Task requirements:
From the entries below, copy every line that holds the word "London".
========================
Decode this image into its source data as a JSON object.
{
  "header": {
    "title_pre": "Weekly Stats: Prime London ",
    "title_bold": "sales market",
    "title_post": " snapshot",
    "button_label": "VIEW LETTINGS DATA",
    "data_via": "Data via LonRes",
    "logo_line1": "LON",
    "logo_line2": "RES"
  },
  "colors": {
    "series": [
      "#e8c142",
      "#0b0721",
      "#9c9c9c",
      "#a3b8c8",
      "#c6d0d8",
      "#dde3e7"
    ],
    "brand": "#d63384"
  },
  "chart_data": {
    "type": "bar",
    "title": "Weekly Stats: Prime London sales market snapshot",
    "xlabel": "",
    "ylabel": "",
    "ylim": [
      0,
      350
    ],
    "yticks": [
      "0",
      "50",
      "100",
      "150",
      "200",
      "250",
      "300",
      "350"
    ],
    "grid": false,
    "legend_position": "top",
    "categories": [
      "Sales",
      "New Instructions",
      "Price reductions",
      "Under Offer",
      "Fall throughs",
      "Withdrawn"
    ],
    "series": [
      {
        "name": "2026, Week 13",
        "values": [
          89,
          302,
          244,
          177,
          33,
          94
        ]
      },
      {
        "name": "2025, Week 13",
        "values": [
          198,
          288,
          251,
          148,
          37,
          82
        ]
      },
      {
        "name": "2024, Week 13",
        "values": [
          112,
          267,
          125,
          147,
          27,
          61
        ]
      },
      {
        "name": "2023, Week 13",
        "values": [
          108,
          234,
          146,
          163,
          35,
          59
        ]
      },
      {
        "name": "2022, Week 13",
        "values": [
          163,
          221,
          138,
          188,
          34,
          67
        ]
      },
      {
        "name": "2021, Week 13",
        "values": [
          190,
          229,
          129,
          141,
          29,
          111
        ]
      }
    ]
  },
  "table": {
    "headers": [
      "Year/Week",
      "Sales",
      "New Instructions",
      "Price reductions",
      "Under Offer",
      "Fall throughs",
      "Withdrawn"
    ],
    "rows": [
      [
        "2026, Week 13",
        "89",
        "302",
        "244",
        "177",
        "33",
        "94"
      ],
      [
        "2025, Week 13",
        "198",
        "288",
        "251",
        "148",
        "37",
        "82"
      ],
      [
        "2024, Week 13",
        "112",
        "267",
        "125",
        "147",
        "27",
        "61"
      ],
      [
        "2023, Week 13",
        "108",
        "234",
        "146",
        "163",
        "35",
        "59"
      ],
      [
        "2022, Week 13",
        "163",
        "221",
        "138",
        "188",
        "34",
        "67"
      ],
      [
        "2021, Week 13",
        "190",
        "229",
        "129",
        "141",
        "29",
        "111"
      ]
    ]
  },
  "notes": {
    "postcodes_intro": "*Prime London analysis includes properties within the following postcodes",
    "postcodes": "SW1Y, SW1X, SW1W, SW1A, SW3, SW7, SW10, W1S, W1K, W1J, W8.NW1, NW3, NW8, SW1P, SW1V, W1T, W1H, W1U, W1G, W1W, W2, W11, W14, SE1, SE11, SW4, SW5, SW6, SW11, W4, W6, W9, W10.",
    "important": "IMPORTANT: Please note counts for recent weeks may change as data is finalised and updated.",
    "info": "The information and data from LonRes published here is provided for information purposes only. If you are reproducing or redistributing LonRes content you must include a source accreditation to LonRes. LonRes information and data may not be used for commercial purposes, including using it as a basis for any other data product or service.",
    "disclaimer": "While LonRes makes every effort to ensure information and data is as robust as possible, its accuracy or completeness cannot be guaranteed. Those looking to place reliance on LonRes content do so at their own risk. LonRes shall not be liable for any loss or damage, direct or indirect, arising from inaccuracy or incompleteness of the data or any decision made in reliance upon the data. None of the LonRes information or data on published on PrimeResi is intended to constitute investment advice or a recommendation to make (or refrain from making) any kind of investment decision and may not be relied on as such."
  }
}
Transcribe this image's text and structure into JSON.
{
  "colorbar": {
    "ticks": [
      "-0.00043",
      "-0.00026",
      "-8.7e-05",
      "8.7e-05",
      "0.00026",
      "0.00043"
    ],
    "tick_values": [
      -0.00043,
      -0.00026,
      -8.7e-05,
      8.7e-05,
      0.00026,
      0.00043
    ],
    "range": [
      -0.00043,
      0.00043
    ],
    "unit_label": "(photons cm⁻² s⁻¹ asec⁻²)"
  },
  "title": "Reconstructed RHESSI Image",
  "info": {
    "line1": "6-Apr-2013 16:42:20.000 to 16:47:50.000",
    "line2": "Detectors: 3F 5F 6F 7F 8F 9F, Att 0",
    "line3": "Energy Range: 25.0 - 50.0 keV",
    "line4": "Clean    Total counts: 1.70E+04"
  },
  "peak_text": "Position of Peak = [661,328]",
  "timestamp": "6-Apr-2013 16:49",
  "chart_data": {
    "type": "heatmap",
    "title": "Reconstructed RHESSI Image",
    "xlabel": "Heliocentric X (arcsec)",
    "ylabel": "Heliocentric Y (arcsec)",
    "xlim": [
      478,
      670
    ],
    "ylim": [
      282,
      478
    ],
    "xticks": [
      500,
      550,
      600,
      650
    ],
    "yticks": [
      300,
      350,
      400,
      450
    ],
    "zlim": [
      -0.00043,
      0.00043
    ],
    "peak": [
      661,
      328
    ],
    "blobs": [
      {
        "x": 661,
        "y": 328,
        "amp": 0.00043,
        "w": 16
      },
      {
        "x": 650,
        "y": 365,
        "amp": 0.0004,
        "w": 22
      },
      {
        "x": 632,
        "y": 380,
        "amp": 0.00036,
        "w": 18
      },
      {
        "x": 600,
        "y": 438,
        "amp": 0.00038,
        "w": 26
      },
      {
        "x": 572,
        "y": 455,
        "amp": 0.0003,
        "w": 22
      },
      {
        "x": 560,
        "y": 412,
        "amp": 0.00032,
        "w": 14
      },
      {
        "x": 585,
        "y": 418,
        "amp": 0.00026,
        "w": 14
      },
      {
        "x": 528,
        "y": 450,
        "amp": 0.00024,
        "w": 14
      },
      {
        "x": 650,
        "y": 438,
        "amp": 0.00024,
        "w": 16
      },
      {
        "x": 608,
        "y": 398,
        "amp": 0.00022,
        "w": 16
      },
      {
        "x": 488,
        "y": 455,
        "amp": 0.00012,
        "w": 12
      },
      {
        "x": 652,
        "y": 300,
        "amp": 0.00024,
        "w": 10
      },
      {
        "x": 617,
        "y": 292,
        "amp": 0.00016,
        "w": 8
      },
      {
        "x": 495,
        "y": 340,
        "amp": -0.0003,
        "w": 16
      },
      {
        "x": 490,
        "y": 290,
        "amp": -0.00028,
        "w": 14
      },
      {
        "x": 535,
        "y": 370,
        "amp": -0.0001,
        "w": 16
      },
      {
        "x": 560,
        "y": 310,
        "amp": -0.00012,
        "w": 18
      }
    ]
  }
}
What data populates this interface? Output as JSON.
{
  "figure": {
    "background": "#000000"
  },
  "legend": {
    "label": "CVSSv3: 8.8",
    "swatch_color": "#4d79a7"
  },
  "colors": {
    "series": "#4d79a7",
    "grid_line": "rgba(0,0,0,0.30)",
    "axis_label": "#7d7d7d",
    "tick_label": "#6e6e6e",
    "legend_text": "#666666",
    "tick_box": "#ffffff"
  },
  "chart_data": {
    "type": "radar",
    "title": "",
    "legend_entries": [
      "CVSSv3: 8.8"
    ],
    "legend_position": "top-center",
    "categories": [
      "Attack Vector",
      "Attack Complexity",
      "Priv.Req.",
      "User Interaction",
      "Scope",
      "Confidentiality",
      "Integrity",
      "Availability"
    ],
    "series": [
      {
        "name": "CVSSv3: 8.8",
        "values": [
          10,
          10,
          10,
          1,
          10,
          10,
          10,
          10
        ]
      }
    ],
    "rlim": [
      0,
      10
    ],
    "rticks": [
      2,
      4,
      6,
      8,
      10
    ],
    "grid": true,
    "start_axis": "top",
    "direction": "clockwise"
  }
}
========================
Task response:
    "title_pre": "Weekly Stats: Prime London ",
    "title": "Weekly Stats: Prime London sales market snapshot",
    "postcodes_intro": "*Prime London analysis includes properties within the following postcodes",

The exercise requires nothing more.